[start of RAW RECORDS]
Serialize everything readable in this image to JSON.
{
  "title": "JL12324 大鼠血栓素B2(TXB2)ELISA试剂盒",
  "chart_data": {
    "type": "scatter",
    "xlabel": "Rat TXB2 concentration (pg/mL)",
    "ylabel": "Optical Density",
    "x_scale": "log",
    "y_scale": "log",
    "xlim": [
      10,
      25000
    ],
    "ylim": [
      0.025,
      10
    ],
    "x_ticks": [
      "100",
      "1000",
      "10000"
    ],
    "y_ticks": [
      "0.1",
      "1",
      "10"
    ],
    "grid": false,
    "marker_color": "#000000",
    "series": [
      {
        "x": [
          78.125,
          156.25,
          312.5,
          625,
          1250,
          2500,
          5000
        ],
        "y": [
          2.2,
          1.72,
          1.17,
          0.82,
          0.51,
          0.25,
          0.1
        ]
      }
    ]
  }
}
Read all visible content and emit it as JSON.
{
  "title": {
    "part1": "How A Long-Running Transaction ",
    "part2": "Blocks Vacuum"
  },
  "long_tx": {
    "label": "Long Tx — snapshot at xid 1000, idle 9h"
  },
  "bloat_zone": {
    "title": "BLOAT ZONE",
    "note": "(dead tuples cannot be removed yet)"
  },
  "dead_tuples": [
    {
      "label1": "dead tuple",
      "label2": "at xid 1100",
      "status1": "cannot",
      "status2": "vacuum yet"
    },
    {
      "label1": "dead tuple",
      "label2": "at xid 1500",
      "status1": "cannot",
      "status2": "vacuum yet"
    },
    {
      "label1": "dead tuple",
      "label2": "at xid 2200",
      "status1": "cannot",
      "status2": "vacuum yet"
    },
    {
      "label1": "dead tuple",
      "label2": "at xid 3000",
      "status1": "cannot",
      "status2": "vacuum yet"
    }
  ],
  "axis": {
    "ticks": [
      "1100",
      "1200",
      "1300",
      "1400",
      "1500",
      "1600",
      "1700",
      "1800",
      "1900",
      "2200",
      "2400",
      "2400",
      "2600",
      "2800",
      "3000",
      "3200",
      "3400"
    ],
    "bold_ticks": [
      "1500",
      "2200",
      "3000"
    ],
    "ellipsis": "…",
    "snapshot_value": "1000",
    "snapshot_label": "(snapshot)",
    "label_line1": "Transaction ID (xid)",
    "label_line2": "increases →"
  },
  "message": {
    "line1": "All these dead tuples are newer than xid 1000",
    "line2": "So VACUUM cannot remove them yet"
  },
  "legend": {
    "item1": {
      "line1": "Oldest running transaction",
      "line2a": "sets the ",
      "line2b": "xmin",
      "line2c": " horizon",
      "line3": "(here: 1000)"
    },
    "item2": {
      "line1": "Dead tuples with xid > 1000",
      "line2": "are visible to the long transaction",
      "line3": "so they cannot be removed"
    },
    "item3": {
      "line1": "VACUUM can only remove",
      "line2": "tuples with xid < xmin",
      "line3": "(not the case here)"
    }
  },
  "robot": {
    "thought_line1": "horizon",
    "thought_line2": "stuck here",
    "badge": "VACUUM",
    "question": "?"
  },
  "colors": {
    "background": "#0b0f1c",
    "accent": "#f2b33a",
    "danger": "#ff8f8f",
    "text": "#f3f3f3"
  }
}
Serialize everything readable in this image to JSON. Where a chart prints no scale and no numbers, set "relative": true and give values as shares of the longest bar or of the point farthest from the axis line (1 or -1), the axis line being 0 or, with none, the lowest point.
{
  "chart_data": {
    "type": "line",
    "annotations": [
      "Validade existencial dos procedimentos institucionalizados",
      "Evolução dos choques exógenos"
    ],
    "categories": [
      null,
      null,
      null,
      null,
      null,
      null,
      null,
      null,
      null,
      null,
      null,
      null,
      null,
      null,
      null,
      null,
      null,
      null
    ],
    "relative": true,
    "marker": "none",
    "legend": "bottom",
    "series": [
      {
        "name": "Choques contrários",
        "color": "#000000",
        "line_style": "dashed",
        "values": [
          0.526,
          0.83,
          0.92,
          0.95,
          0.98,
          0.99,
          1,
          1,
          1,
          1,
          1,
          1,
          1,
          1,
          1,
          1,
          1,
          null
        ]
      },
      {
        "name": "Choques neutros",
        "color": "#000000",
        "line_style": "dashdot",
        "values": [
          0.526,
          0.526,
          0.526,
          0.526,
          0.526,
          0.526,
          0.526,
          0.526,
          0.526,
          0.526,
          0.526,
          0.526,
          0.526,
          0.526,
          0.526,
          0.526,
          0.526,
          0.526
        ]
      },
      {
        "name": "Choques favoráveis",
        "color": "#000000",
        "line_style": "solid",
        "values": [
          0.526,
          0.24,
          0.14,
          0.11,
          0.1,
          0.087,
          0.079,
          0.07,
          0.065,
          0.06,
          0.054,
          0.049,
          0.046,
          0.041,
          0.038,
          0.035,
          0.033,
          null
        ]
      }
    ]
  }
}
[end of RAW RECORDS]
**WHAT THE EXERCISE ASKS**. Emit the full listing verbatim.

**RESPONSE FOR THIS EXERCISE**.
Serialize everything readable in this image to JSON.
{
  "title": "JL12324 大鼠血栓素B2(TXB2)ELISA试剂盒",
  "chart_data": {
    "type": "scatter",
    "xlabel": "Rat TXB2 concentration (pg/mL)",
    "ylabel": "Optical Density",
    "x_scale": "log",
    "y_scale": "log",
    "xlim": [
      10,
      25000
    ],
    "ylim": [
      0.025,
      10
    ],
    "x_ticks": [
      "100",
      "1000",
      "10000"
    ],
    "y_ticks": [
      "0.1",
      "1",
      "10"
    ],
    "grid": false,
    "marker_color": "#000000",
    "series": [
      {
        "x": [
          78.125,
          156.25,
          312.5,
          625,
          1250,
          2500,
          5000
        ],
        "y": [
          2.2,
          1.72,
          1.17,
          0.82,
          0.51,
          0.25,
          0.1
        ]
      }
    ]
  }
}
Read all visible content and emit it as JSON.
{
  "title": {
    "part1": "How A Long-Running Transaction ",
    "part2": "Blocks Vacuum"
  },
  "long_tx": {
    "label": "Long Tx — snapshot at xid 1000, idle 9h"
  },
  "bloat_zone": {
    "title": "BLOAT ZONE",
    "note": "(dead tuples cannot be removed yet)"
  },
  "dead_tuples": [
    {
      "label1": "dead tuple",
      "label2": "at xid 1100",
      "status1": "cannot",
      "status2": "vacuum yet"
    },
    {
      "label1": "dead tuple",
      "label2": "at xid 1500",
      "status1": "cannot",
      "status2": "vacuum yet"
    },
    {
      "label1": "dead tuple",
      "label2": "at xid 2200",
      "status1": "cannot",
      "status2": "vacuum yet"
    },
    {
      "label1": "dead tuple",
      "label2": "at xid 3000",
      "status1": "cannot",
      "status2": "vacuum yet"
    }
  ],
  "axis": {
    "ticks": [
      "1100",
      "1200",
      "1300",
      "1400",
      "1500",
      "1600",
      "1700",
      "1800",
      "1900",
      "2200",
      "2400",
      "2400",
      "2600",
      "2800",
      "3000",
      "3200",
      "3400"
    ],
    "bold_ticks": [
      "1500",
      "2200",
      "3000"
    ],
    "ellipsis": "…",
    "snapshot_value": "1000",
    "snapshot_label": "(snapshot)",
    "label_line1": "Transaction ID (xid)",
    "label_line2": "increases →"
  },
  "message": {
    "line1": "All these dead tuples are newer than xid 1000",
    "line2": "So VACUUM cannot remove them yet"
  },
  "legend": {
    "item1": {
      "line1": "Oldest running transaction",
      "line2a": "sets the ",
      "line2b": "xmin",
      "line2c": " horizon",
      "line3": "(here: 1000)"
    },
    "item2": {
      "line1": "Dead tuples with xid > 1000",
      "line2": "are visible to the long transaction",
      "line3": "so they cannot be removed"
    },
    "item3": {
      "line1": "VACUUM can only remove",
      "line2": "tuples with xid < xmin",
      "line3": "(not the case here)"
    }
  },
  "robot": {
    "thought_line1": "horizon",
    "thought_line2": "stuck here",
    "badge": "VACUUM",
    "question": "?"
  },
  "colors": {
    "background": "#0b0f1c",
    "accent": "#f2b33a",
    "danger": "#ff8f8f",
    "text": "#f3f3f3"
  }
}
Serialize everything readable in this image to JSON. Where a chart prints no scale and no numbers, set "relative": true and give values as shares of the longest bar or of the point farthest from the axis line (1 or -1), the axis line being 0 or, with none, the lowest point.
{
  "chart_data": {
    "type": "line",
    "annotations": [
      "Validade existencial dos procedimentos institucionalizados",
      "Evolução dos choques exógenos"
    ],
    "categories": [
      null,
      null,
      null,
      null,
      null,
      null,
      null,
      null,
      null,
      null,
      null,
      null,
      null,
      null,
      null,
      null,
      null,
      null
    ],
    "relative": true,
    "marker": "none",
    "legend": "bottom",
    "series": [
      {
        "name": "Choques contrários",
        "color": "#000000",
        "line_style": "dashed",
        "values": [
          0.526,
          0.83,
          0.92,
          0.95,
          0.98,
          0.99,
          1,
          1,
          1,
          1,
          1,
          1,
          1,
          1,
          1,
          1,
          1,
          null
        ]
      },
      {
        "name": "Choques neutros",
        "color": "#000000",
        "line_style": "dashdot",
        "values": [
          0.526,
          0.526,
          0.526,
          0.526,
          0.526,
          0.526,
          0.526,
          0.526,
          0.526,
          0.526,
          0.526,
          0.526,
          0.526,
          0.526,
          0.526,
          0.526,
          0.526,
          0.526
        ]
      },
      {
        "name": "Choques favoráveis",
        "color": "#000000",
        "line_style": "solid",
        "values": [
          0.526,
          0.24,
          0.14,
          0.11,
          0.1,
          0.087,
          0.079,
          0.07,
          0.065,
          0.06,
          0.054,
          0.049,
          0.046,
          0.041,
          0.038,
          0.035,
          0.033,
          null
        ]
      }
    ]
  }
}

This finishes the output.